* _Request_: Find and return each line containing "this".

_____

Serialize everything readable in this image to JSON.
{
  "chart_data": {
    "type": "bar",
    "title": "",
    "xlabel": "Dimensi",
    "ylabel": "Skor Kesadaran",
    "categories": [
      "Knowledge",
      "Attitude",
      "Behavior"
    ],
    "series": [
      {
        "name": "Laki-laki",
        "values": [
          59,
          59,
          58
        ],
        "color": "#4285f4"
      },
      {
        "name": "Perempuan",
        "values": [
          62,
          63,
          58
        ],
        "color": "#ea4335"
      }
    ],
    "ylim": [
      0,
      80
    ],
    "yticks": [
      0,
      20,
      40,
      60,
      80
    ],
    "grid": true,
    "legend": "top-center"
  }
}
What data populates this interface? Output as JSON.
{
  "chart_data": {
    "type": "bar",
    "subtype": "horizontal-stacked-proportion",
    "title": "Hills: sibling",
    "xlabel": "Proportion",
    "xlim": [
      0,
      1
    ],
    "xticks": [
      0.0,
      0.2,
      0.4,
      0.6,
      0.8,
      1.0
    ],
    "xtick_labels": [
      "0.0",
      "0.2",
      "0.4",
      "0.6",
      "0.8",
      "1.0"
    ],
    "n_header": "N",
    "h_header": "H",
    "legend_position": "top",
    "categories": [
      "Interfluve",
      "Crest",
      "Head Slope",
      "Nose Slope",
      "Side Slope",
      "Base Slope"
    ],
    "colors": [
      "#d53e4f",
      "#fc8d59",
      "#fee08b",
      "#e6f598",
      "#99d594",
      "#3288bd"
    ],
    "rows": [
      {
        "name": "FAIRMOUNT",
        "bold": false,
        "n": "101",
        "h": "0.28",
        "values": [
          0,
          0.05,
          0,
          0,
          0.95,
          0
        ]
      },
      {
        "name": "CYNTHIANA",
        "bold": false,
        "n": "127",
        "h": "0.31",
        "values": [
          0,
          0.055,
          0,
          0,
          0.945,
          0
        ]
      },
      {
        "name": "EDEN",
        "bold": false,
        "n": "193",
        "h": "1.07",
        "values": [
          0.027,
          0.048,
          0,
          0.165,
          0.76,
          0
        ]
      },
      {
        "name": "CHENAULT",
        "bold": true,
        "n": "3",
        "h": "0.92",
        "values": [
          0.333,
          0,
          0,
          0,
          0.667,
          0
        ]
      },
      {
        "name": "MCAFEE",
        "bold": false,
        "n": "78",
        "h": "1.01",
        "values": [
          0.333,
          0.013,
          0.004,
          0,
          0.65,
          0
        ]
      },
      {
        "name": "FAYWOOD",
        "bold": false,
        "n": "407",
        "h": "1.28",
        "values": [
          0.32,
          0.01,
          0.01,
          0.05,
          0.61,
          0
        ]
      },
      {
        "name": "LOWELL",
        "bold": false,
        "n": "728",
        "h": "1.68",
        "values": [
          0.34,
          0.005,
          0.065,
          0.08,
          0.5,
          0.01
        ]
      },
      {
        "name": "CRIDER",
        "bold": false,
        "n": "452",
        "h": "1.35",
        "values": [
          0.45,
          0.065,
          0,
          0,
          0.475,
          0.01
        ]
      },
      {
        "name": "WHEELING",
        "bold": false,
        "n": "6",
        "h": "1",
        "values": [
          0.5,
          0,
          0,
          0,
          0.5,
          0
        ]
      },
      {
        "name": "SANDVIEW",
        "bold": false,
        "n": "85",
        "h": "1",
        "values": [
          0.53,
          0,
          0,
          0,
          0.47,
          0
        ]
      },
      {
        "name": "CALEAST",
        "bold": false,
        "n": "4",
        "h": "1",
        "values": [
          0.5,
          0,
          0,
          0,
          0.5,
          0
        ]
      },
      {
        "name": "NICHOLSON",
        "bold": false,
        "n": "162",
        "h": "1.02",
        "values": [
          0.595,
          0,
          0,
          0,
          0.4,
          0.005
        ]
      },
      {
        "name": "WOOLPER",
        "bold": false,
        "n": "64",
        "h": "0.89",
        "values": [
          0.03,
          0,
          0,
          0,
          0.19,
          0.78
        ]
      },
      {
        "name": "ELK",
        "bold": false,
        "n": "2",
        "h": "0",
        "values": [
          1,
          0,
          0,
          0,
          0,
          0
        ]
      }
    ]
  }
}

_____

* _Written answer_:
Serialize everything readable in this image to JSON.
What data populates this interface? Output as JSON.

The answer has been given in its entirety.